** Begin SOURCE **

These were the sights from Wednesday tours of a crowded Border Patrol stations in South Texas and Arizona, where thousands of immigrants are being held before they are transferred to other shelters around the country.

It was the first time the media was given access to the facilities since President Barack Obama called the more than 47,000 unaccompanied children who have entered the country illegally this budget year an "urgent humanitarian situation."

Border Patrol stations like the one in Brownsville and Nogales were not meant for long-term custody. Immigrants are supposed to wait there until they are processed and taken to detention centers. But the surge in children arriving without their parents has overwhelmed the U.S. government.

The surge, which has been building for three years, comes amid a steep overall increase in immigrant arrests in southernmost Texas.

The children are mostly from Central America. They pose a particular challenge because the law requires Customs and Border Protection to transfer them to the Department of Health and Human Services within 72 hours. That agency's network of some 100 shelters around the country has been over capacity for months and is now caring for more than 7,600 children.

Children began backing up in already overcrowded Border Patrol stations. Eventually, the Border Patrol began flying them to Arizona, where it set up a massive processing center in the border city of Nogales, where reporters were also granted access on Wednesday. From there, the children are sent to private shelters or temporary housing at barracks on military bases in California, Texas and Oklahoma.

But the children at Fort Brown remain in the custody of an agency ill-equipped to care for them. On Wednesday, dozens of young boys were divided from dozens of young girls. Mothers with children still younger were in another cell.

Happier faces could be found in a side yard just outside the station. There, young children colored pictures under a camouflage tent.

A group of about a dozen girls of perhaps 5 or 6 sat under another tent outside the shower trailer, dark hair wet and shiny. Women wearing blue gloves combed each girl's hair. Tables held stacks of clean bluejeans, T-shirts and toiletries.

Deeper into the yard, teen girls kicked a soccer ball and tossed a football with workers from the Federal Emergency Management Agency.

** End SOURCE **
** Begin GIVEN ENTRIES **

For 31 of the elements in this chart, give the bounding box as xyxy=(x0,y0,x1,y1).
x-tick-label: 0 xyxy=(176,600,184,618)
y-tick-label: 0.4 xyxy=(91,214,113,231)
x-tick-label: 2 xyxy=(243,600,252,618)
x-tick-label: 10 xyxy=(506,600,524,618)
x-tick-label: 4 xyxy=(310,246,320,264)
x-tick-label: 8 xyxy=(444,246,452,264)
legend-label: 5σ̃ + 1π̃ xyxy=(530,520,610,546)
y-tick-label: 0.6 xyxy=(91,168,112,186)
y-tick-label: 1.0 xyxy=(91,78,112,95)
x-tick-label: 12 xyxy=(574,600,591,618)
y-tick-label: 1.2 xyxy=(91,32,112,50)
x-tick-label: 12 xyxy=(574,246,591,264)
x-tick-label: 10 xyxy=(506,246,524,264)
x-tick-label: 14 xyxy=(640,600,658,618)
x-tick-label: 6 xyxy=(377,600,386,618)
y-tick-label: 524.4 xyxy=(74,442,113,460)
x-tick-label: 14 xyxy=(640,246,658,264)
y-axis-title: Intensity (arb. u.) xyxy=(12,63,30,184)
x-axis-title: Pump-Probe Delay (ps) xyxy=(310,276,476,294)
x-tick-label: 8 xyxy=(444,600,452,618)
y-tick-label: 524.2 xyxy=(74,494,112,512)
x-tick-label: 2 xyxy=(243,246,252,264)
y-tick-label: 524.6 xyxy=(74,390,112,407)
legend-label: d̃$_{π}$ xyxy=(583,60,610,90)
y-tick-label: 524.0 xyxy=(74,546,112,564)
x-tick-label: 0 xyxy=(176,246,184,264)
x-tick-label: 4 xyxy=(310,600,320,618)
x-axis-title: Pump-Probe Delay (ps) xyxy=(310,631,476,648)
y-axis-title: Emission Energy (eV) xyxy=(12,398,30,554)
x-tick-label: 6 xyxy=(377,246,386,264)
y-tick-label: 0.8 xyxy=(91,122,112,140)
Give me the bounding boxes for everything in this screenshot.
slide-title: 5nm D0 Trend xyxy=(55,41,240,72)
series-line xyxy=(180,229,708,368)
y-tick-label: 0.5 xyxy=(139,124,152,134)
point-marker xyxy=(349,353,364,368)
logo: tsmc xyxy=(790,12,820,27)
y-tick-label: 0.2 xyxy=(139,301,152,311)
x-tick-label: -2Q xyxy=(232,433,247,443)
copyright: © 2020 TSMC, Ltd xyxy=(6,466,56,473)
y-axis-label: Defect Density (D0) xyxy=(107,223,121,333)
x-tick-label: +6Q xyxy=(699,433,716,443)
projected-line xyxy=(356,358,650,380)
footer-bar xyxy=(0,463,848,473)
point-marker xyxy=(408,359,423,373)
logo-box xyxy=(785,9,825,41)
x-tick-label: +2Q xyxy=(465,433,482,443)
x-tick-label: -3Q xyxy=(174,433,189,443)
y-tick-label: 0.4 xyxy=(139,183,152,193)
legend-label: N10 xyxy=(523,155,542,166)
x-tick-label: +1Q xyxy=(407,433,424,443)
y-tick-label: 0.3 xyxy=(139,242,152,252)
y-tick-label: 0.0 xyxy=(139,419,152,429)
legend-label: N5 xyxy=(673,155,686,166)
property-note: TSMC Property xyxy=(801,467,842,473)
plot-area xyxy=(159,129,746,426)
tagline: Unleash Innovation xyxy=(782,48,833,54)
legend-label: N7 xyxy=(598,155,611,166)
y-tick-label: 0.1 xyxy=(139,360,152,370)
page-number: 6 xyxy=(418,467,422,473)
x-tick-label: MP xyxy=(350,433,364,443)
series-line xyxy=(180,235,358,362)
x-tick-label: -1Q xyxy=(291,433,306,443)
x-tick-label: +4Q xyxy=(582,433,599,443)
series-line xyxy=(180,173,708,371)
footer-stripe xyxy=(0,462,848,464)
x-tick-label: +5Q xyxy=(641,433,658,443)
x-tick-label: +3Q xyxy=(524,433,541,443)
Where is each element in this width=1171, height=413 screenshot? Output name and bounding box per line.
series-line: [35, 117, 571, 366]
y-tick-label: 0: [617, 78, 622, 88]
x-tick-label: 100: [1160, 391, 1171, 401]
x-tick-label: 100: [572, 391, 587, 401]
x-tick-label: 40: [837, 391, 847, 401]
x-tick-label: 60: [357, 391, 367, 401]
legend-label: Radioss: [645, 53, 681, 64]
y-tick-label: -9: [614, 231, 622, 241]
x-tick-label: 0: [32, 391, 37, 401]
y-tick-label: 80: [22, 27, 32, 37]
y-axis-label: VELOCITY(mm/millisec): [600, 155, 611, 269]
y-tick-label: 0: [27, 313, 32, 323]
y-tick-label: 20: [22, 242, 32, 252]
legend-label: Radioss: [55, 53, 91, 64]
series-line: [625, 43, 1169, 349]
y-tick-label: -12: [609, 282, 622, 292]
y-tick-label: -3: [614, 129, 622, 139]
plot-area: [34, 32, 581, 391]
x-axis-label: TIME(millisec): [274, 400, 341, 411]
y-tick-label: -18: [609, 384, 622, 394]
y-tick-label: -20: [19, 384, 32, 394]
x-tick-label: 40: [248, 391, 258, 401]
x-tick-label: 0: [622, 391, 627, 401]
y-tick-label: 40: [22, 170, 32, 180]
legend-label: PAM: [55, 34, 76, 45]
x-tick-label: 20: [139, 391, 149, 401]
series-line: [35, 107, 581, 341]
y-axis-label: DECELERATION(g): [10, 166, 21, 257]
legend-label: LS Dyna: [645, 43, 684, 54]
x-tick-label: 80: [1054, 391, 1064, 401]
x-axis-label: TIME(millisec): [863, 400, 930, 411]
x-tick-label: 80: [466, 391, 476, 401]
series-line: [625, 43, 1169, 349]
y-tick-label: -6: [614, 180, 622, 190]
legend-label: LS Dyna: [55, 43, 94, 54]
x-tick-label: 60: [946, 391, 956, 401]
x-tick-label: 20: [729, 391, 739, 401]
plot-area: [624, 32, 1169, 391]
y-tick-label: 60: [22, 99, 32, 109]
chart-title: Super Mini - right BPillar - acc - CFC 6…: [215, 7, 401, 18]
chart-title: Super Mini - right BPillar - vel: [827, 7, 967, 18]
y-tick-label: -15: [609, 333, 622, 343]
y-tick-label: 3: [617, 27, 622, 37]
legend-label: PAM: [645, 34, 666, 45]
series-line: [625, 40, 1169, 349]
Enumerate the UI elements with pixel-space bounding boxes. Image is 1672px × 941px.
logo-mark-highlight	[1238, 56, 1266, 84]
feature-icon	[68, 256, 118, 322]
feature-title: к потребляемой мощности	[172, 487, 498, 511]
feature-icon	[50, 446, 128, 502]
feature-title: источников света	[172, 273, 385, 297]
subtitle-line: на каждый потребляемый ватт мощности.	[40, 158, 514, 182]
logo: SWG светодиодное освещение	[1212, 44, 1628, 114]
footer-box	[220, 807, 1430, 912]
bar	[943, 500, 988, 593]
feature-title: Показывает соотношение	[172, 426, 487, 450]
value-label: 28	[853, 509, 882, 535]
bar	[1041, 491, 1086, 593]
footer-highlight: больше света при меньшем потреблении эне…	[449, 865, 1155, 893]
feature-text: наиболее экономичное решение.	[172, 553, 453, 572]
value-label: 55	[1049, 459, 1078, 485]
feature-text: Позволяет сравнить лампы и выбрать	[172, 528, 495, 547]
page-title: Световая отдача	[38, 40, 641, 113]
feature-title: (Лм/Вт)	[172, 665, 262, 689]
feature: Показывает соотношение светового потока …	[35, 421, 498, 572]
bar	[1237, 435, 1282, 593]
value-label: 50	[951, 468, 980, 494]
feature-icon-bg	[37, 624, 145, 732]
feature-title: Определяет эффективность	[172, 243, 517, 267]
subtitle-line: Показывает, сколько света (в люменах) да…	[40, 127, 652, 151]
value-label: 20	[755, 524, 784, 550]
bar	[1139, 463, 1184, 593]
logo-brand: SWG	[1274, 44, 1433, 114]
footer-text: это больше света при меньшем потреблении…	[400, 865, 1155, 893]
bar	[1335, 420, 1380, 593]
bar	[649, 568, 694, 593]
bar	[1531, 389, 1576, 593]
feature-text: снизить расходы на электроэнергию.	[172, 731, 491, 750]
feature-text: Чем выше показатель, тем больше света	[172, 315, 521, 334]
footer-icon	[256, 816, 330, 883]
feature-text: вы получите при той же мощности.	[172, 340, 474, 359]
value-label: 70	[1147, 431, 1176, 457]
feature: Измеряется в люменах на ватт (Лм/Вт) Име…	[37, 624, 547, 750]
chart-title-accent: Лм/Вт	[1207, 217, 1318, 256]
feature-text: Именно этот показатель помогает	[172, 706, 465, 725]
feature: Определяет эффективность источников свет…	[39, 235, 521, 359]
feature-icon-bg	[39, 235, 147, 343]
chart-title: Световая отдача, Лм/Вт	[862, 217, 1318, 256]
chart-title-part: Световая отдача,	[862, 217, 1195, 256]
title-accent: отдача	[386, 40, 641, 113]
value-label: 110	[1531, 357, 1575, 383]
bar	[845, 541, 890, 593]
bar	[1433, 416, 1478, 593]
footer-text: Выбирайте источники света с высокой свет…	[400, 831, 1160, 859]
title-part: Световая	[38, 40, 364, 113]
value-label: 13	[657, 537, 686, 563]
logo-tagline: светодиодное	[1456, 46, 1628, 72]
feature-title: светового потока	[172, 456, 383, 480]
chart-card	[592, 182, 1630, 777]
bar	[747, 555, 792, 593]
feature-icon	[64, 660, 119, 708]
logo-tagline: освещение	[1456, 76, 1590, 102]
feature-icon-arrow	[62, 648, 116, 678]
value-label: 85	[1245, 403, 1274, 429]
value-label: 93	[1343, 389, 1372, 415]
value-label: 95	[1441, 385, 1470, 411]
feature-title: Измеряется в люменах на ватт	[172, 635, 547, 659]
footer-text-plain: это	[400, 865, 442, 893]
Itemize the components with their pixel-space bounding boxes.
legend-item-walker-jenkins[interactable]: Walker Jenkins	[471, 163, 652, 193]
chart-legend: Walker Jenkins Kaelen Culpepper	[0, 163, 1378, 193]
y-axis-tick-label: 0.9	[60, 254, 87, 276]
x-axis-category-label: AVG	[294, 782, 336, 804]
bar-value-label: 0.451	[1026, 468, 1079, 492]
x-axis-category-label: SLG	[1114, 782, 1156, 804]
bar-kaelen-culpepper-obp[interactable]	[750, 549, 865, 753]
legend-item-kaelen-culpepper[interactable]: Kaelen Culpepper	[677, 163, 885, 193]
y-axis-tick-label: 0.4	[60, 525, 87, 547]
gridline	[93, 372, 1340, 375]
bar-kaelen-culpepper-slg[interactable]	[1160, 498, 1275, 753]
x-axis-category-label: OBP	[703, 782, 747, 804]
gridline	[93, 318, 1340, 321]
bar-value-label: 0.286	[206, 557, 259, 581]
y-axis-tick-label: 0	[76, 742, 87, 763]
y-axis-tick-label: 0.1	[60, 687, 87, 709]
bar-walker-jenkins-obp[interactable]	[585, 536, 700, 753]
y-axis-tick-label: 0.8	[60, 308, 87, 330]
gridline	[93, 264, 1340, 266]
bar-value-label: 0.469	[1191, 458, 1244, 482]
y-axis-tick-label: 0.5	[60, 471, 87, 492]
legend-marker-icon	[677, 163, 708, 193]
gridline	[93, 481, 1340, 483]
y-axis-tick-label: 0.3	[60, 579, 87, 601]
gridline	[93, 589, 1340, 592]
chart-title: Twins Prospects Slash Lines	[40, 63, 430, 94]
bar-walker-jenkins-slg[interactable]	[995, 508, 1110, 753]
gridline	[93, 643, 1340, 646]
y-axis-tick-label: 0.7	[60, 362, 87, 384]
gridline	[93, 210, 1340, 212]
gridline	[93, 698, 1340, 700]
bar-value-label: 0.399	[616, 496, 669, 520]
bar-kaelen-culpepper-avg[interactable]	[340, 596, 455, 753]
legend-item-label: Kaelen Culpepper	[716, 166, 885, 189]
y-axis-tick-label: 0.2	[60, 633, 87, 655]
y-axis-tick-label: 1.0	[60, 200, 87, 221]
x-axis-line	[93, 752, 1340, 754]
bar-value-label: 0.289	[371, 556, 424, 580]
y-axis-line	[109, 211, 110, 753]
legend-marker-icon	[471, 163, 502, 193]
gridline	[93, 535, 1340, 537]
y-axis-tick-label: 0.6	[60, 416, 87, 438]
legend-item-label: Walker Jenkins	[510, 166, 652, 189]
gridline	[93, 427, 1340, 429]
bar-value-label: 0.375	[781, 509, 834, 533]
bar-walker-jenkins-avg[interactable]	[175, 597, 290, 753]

** End GIVEN ENTRIES **

EXERCISES:
[1] According to the article on the Border Patrol stations, how many children is the Department of Health and Human Services' shelter network now caring for?
[2] Name every U.S. government agency mentioned in the article on the Border Patrol stations.
[3] Duplicate the passage in the article on the Border Patrol stations from "The surge, which" up to and including "Texas and Oklahoma.".

RESPONSES FOR EACH TASK:
[1] More than 7,600 children.

[2] Border Patrol; Customs and Border Protection; Department of Health and Human Services; Federal Emergency Management Agency

[3]
The surge, which has been building for three years, comes amid a steep overall increase in immigrant arrests in southernmost Texas.

The children are mostly from Central America. They pose a particular challenge because the law requires Customs and Border Protection to transfer them to the Department of Health and Human Services within 72 hours. That agency's network of some 100 shelters around the country has been over capacity for months and is now caring for more than 7,600 children.

Children began backing up in already overcrowded Border Patrol stations. Eventually, the Border Patrol began flying them to Arizona, where it set up a massive processing center in the border city of Nogales, where reporters were also granted access on Wednesday. From there, the children are sent to private shelters or temporary housing at barracks on military bases in California, Texas and Oklahoma.